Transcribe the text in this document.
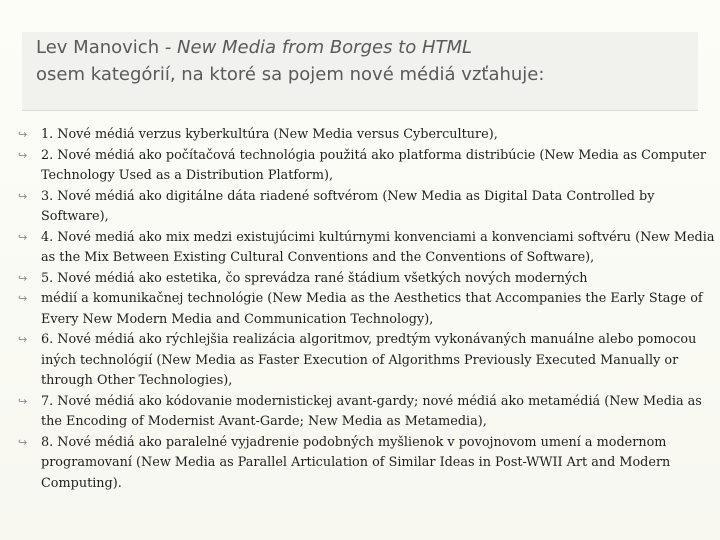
Lev Manovich - New Media from Borges to HTML
osem kategórií, na ktoré sa pojem nové médiá vzťahuje:
↪ 1. Nové médiá verzus kyberkultúra (New Media versus Cyberculture),
↪ 2. Nové médiá ako počítačová technológia použitá ako platforma distribúcie (New Media as Computer Technology Used as a Distribution Platform),
↪ 3. Nové médiá ako digitálne dáta riadené softvérom (New Media as Digital Data Controlled by Software),
↪ 4. Nové mediá ako mix medzi existujúcimi kultúrnymi konvenciami a konvenciami softvéru (New Media as the Mix Between Existing Cultural Conventions and the Conventions of Software),
↪ 5. Nové médiá ako estetika, čo sprevádza rané štádium všetkých nových moderných
↪ médií a komunikačnej technológie (New Media as the Aesthetics that Accompanies the Early Stage of Every New Modern Media and Communication Technology),
↪ 6. Nové médiá ako rýchlejšia realizácia algoritmov, predtým vykonávaných manuálne alebo pomocou iných technológií (New Media as Faster Execution of Algorithms Previously Executed Manually or through Other Technologies),
↪ 7. Nové médiá ako kódovanie modernistickej avant-gardy; nové médiá ako metamédiá (New Media as the Encoding of Modernist Avant-Garde; New Media as Metamedia),
↪ 8. Nové médiá ako paralelné vyjadrenie podobných myšlienok v povojnovom umení a modernom programovaní (New Media as Parallel Articulation of Similar Ideas in Post-WWII Art and Modern Computing).
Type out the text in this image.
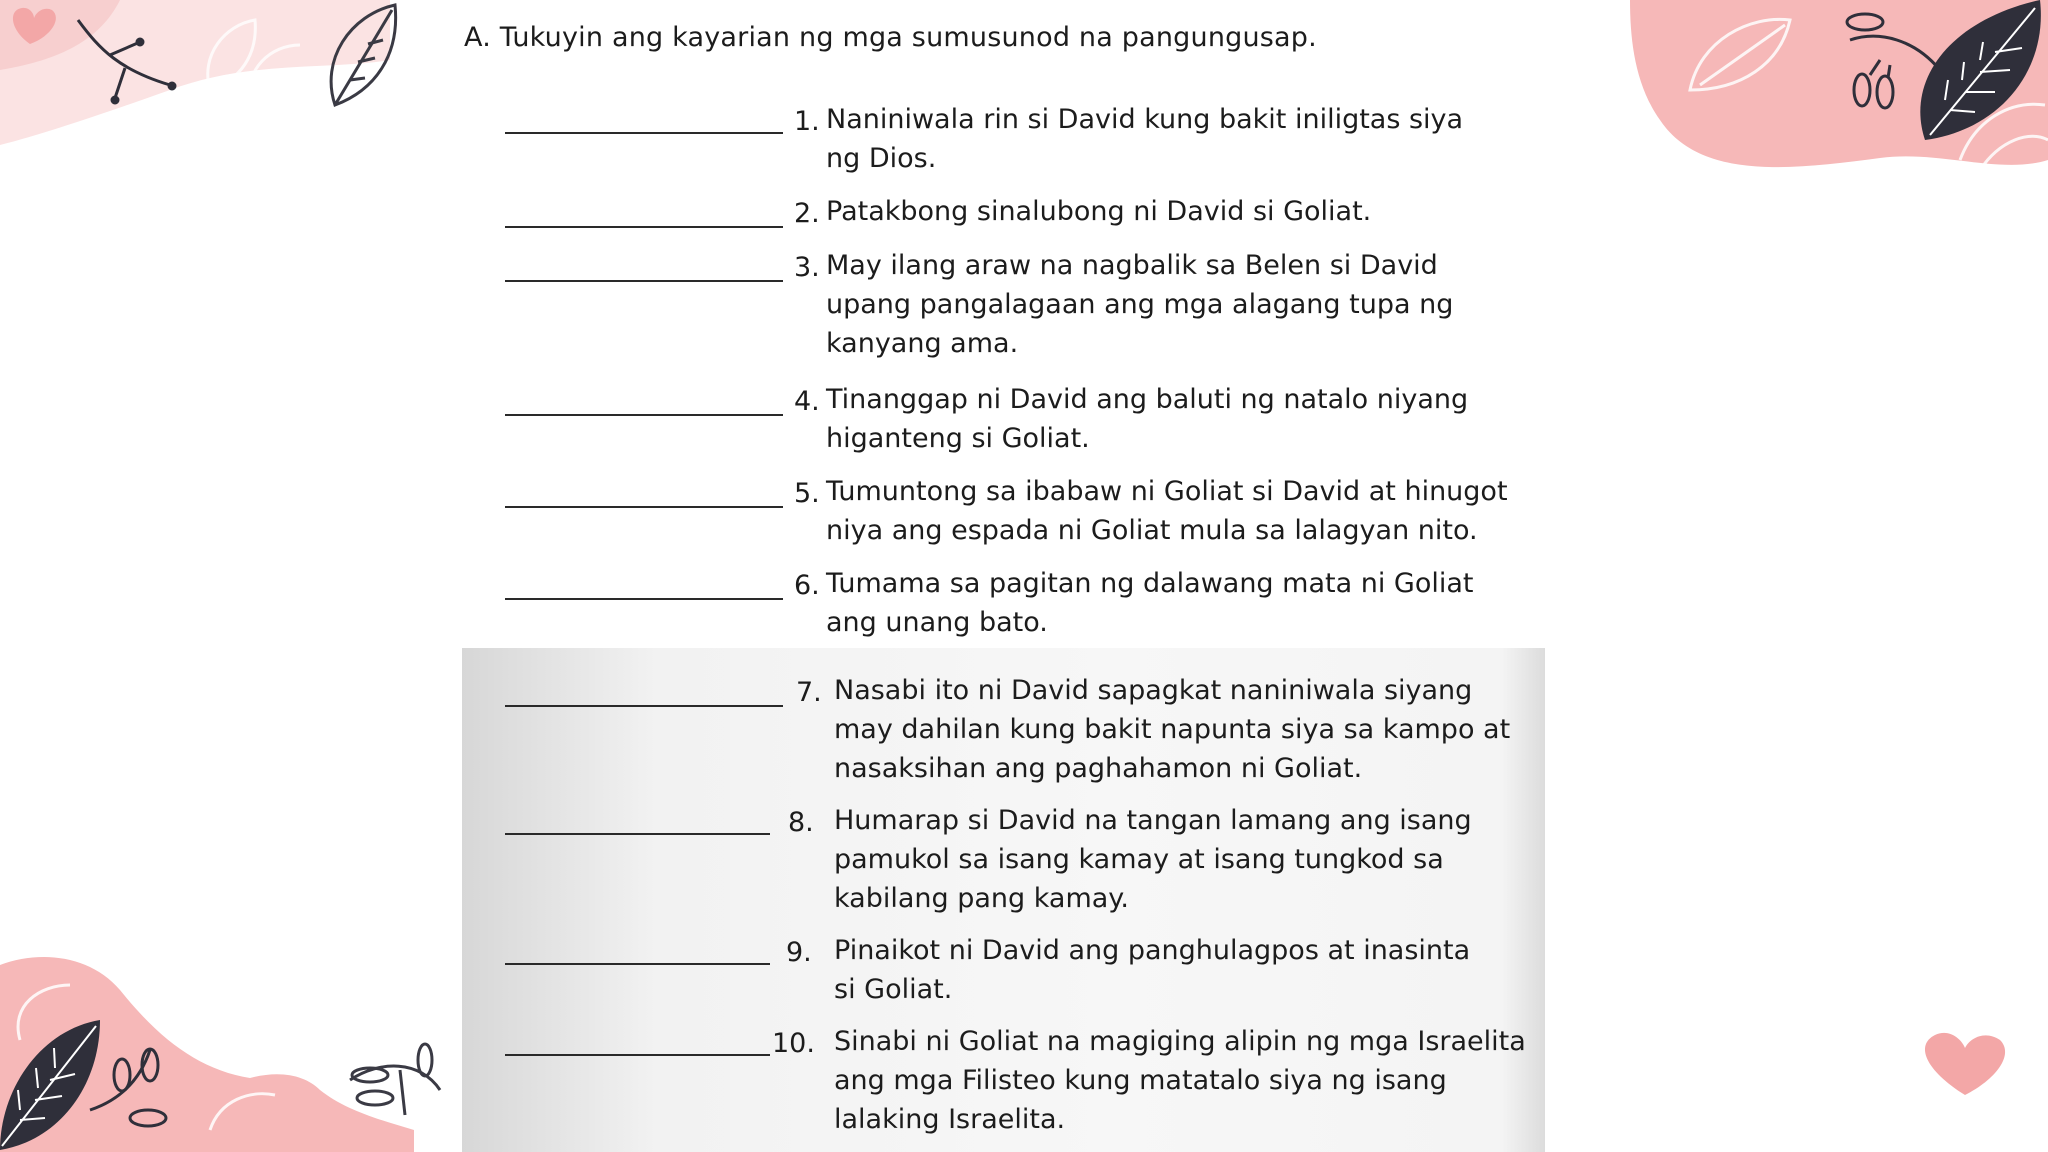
A. Tukuyin ang kayarian ng mga sumusunod na pangungusap.
1. Naniniwala rin si David kung bakit iniligtas siya
ng Dios.
2. Patakbong sinalubong ni David si Goliat.
3. May ilang araw na nagbalik sa Belen si David
upang pangalagaan ang mga alagang tupa ng
kanyang ama.
4. Tinanggap ni David ang baluti ng natalo niyang
higanteng si Goliat.
5. Tumuntong sa ibabaw ni Goliat si David at hinugot
niya ang espada ni Goliat mula sa lalagyan nito.
6. Tumama sa pagitan ng dalawang mata ni Goliat
ang unang bato.
7. Nasabi ito ni David sapagkat naniniwala siyang
may dahilan kung bakit napunta siya sa kampo at
nasaksihan ang paghahamon ni Goliat.
8. Humarap si David na tangan lamang ang isang
pamukol sa isang kamay at isang tungkod sa
kabilang pang kamay.
9. Pinaikot ni David ang panghulagpos at inasinta
si Goliat.
10. Sinabi ni Goliat na magiging alipin ng mga Israelita
ang mga Filisteo kung matatalo siya ng isang
lalaking Israelita.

###

**WHAT TO DO**
Leave the pictures out and reproduce all of the records exactly.

**PROBLEM SOLUTION**
Transcribe the text in this document.
Lev Manovich - New Media from Borges to HTML
osem kategórií, na ktoré sa pojem nové médiá vzťahuje:
↪ 1. Nové médiá verzus kyberkultúra (New Media versus Cyberculture),
↪ 2. Nové médiá ako počítačová technológia použitá ako platforma distribúcie (New Media as Computer Technology Used as a Distribution Platform),
↪ 3. Nové médiá ako digitálne dáta riadené softvérom (New Media as Digital Data Controlled by Software),
↪ 4. Nové mediá ako mix medzi existujúcimi kultúrnymi konvenciami a konvenciami softvéru (New Media as the Mix Between Existing Cultural Conventions and the Conventions of Software),
↪ 5. Nové médiá ako estetika, čo sprevádza rané štádium všetkých nových moderných
↪ médií a komunikačnej technológie (New Media as the Aesthetics that Accompanies the Early Stage of Every New Modern Media and Communication Technology),
↪ 6. Nové médiá ako rýchlejšia realizácia algoritmov, predtým vykonávaných manuálne alebo pomocou iných technológií (New Media as Faster Execution of Algorithms Previously Executed Manually or through Other Technologies),
↪ 7. Nové médiá ako kódovanie modernistickej avant-gardy; nové médiá ako metamédiá (New Media as the Encoding of Modernist Avant-Garde; New Media as Metamedia),
↪ 8. Nové médiá ako paralelné vyjadrenie podobných myšlienok v povojnovom umení a modernom programovaní (New Media as Parallel Articulation of Similar Ideas in Post-WWII Art and Modern Computing).
Type out the text in this image.
A. Tukuyin ang kayarian ng mga sumusunod na pangungusap.
1. Naniniwala rin si David kung bakit iniligtas siya
ng Dios.
2. Patakbong sinalubong ni David si Goliat.
3. May ilang araw na nagbalik sa Belen si David
upang pangalagaan ang mga alagang tupa ng
kanyang ama.
4. Tinanggap ni David ang baluti ng natalo niyang
higanteng si Goliat.
5. Tumuntong sa ibabaw ni Goliat si David at hinugot
niya ang espada ni Goliat mula sa lalagyan nito.
6. Tumama sa pagitan ng dalawang mata ni Goliat
ang unang bato.
7. Nasabi ito ni David sapagkat naniniwala siyang
may dahilan kung bakit napunta siya sa kampo at
nasaksihan ang paghahamon ni Goliat.
8. Humarap si David na tangan lamang ang isang
pamukol sa isang kamay at isang tungkod sa
kabilang pang kamay.
9. Pinaikot ni David ang panghulagpos at inasinta
si Goliat.
10. Sinabi ni Goliat na magiging alipin ng mga Israelita
ang mga Filisteo kung matatalo siya ng isang
lalaking Israelita.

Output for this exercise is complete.